What you have to do: From the entries below, copy every line where the string "Dati" appears.

[Records that describe figures]
※ ※ ※
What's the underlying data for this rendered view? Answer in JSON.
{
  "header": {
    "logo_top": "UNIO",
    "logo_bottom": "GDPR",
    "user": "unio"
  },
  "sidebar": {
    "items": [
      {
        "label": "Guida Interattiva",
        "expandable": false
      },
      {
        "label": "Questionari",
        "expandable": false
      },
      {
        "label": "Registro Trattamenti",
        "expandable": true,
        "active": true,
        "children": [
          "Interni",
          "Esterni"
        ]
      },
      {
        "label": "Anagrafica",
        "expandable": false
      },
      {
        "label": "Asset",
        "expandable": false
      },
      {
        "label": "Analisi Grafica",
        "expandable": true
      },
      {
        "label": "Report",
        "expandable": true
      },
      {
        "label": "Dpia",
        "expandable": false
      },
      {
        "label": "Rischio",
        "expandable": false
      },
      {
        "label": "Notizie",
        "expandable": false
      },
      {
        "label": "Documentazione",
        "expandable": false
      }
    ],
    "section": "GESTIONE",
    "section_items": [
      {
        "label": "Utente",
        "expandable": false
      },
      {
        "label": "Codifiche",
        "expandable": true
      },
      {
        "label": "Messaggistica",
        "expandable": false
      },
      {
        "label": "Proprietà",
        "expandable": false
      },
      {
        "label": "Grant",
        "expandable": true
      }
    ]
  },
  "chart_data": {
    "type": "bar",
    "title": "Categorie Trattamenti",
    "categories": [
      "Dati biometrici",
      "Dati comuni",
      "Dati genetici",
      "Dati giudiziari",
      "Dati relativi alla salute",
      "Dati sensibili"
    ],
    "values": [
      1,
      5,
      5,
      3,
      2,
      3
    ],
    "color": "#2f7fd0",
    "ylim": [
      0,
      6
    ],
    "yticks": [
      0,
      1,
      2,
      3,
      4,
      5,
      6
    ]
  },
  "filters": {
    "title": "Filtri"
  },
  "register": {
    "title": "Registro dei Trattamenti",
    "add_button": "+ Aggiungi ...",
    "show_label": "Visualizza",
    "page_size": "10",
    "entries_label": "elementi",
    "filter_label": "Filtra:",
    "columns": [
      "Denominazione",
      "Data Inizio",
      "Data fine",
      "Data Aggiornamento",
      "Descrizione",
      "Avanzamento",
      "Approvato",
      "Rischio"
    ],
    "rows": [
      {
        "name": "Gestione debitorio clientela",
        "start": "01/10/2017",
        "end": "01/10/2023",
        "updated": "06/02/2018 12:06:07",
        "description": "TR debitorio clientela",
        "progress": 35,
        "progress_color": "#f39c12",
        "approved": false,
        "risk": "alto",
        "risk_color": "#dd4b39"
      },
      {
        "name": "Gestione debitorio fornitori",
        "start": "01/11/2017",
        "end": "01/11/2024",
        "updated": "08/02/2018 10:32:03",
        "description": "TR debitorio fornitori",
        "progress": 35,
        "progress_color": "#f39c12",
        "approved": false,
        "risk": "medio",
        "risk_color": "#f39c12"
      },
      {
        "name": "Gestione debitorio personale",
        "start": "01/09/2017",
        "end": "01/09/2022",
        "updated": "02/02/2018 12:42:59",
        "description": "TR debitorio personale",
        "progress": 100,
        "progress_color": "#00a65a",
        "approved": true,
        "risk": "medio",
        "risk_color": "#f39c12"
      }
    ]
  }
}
※ ※ ※
Finished exercise:
      "Dati biometrici",
      "Dati comuni",
      "Dati genetici",
      "Dati giudiziari",
      "Dati relativi alla salute",
      "Dati sensibili"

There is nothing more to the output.